PROMPT: Convert everything in the records from the line containing "Segment this screenshot: for" down to the line containing "y-tick-label: 1.0 <box>108 16 144 60</box>", both included, into a JSON list of strings with one string per line and no blank lines. Omit the pictures from the answer.

DATA TO USE:
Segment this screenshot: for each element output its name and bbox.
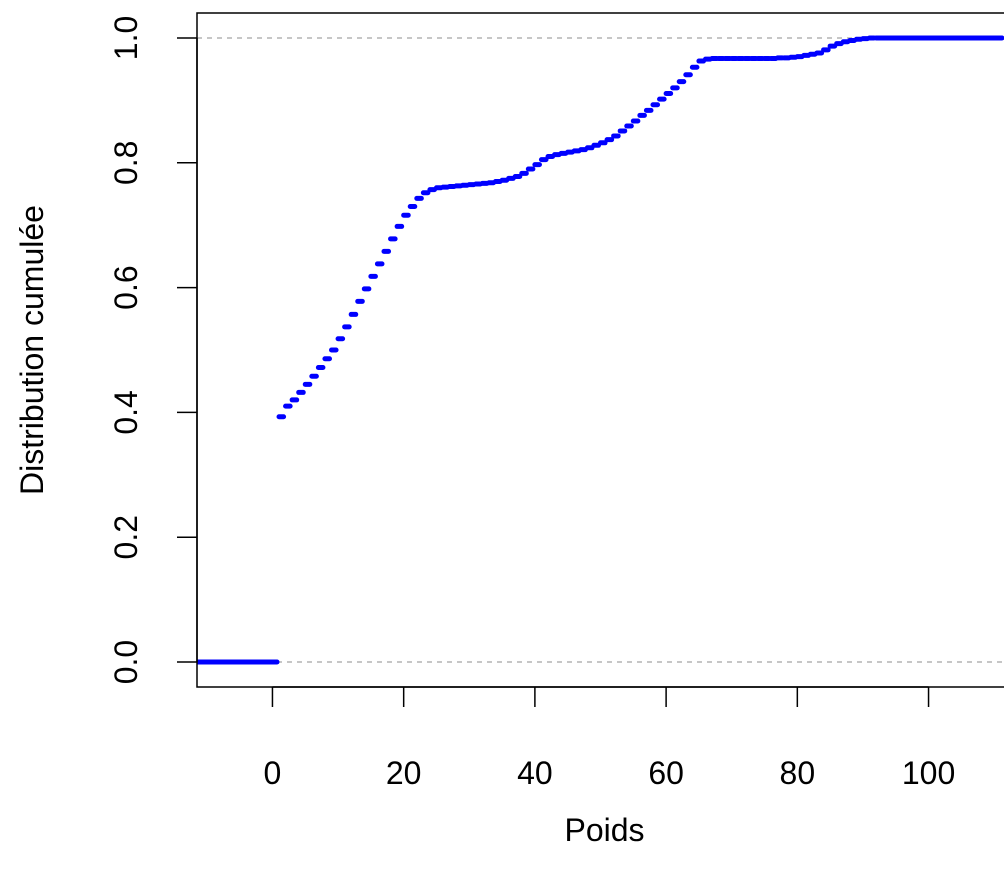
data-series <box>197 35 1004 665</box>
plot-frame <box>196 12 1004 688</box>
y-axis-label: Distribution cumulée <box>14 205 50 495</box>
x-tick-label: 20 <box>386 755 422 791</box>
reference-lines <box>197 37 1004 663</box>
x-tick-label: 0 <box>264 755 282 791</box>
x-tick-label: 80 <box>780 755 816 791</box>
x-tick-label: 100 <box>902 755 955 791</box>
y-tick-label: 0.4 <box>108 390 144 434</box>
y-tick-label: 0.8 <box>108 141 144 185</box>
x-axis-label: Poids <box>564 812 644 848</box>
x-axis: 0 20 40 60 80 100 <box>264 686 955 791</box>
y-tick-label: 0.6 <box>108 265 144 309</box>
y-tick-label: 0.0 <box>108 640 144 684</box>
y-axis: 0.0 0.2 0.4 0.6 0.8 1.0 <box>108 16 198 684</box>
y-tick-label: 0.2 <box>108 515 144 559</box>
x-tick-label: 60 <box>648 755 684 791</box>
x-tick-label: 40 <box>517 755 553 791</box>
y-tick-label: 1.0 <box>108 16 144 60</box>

==

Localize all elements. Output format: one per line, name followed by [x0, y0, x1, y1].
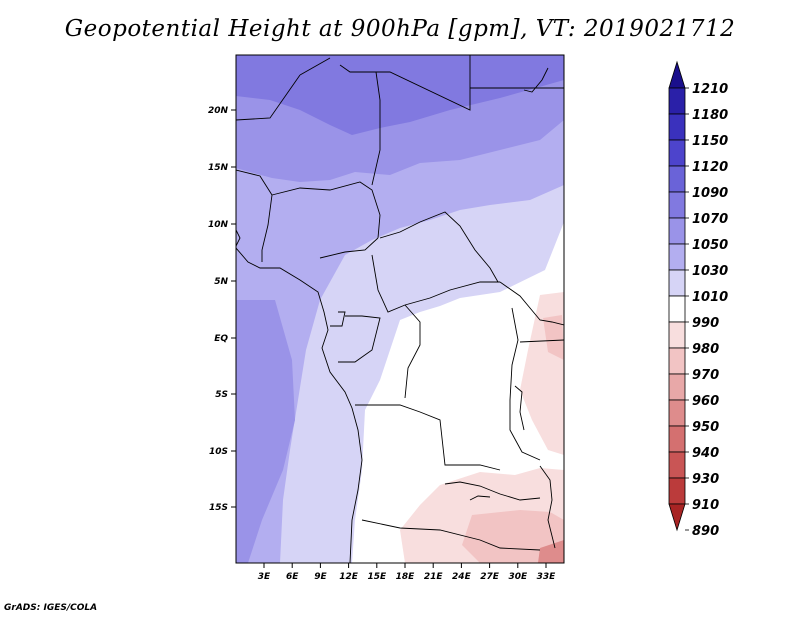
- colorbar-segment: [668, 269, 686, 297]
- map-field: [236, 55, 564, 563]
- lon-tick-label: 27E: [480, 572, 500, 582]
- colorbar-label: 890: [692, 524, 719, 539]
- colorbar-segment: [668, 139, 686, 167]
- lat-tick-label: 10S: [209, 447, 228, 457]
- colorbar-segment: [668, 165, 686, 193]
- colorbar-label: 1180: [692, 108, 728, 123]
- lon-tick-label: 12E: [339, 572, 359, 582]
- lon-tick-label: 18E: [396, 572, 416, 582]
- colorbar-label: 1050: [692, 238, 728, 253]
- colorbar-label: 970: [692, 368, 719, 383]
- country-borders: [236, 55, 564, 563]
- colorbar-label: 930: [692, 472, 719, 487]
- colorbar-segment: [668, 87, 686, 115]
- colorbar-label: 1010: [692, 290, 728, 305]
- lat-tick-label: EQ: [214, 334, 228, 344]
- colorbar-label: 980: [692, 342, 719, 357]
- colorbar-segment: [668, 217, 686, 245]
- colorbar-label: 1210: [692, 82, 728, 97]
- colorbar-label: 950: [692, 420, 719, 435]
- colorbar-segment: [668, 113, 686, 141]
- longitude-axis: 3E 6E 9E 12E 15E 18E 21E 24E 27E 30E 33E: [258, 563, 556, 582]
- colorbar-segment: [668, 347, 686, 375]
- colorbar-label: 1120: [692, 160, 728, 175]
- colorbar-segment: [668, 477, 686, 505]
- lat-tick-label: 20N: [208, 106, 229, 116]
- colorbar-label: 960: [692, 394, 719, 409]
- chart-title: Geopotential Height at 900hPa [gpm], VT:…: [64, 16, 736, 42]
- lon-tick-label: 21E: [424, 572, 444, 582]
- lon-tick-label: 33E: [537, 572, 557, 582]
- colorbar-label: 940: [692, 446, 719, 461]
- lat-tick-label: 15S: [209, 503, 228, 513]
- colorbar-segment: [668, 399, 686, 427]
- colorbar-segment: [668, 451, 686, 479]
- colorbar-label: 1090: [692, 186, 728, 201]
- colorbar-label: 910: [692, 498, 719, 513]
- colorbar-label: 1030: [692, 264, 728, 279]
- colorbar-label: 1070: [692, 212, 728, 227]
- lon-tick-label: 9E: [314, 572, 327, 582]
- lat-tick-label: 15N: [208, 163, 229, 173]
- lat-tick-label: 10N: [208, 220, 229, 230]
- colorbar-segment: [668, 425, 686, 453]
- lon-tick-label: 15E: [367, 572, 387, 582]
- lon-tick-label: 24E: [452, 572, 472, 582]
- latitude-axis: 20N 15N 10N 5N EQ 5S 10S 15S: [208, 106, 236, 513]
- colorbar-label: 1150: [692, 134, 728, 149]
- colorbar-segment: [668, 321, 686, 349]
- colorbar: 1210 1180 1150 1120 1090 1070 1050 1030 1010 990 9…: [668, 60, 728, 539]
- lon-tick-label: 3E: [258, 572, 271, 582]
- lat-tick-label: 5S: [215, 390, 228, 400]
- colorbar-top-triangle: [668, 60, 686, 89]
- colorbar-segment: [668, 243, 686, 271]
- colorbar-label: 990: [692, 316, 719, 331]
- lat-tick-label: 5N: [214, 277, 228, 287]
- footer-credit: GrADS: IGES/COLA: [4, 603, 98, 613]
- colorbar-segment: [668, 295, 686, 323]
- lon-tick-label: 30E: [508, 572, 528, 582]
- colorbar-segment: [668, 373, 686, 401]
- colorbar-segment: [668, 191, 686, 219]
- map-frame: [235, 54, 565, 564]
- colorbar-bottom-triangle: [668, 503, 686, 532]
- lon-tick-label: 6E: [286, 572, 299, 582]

...

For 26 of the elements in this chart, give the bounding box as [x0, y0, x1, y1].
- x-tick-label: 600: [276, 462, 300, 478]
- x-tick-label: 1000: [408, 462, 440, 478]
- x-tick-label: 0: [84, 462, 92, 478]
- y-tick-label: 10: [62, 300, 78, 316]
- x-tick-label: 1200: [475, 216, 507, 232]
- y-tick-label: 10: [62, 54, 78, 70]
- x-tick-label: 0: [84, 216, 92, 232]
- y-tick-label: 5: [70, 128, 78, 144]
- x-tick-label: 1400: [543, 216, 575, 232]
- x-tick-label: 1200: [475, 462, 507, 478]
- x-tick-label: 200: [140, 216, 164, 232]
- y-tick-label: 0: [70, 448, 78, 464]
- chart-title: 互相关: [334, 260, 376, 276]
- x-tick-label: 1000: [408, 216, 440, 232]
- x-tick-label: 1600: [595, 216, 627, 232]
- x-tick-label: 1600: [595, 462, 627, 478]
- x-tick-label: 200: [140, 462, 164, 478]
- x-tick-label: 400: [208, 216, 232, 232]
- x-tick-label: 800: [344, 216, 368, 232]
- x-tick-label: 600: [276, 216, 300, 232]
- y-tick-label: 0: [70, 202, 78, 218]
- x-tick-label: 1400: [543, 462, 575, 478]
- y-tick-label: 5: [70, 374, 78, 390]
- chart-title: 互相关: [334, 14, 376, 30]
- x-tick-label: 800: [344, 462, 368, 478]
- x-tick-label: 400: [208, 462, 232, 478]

RIGHT ANSWER:
[
  "Segment this screenshot: for each element output its name and bbox.",
  "data-series <box>197 35 1004 665</box>",
  "plot-frame <box>196 12 1004 688</box>",
  "y-axis-label: Distribution cumulée <box>14 205 50 495</box>",
  "x-tick-label: 20 <box>386 755 422 791</box>",
  "reference-lines <box>197 37 1004 663</box>",
  "x-tick-label: 0 <box>264 755 282 791</box>",
  "x-tick-label: 80 <box>780 755 816 791</box>",
  "x-tick-label: 100 <box>902 755 955 791</box>",
  "y-tick-label: 0.4 <box>108 390 144 434</box>",
  "y-tick-label: 0.8 <box>108 141 144 185</box>",
  "x-axis-label: Poids <box>564 812 644 848</box>",
  "x-axis: 0 20 40 60 80 100 <box>264 686 955 791</box>",
  "y-tick-label: 0.6 <box>108 265 144 309</box>",
  "y-tick-label: 0.0 <box>108 640 144 684</box>",
  "y-axis: 0.0 0.2 0.4 0.6 0.8 1.0 <box>108 16 198 684</box>",
  "y-tick-label: 0.2 <box>108 515 144 559</box>",
  "x-tick-label: 60 <box>648 755 684 791</box>",
  "x-tick-label: 40 <box>517 755 553 791</box>",
  "y-tick-label: 1.0 <box>108 16 144 60</box>"
]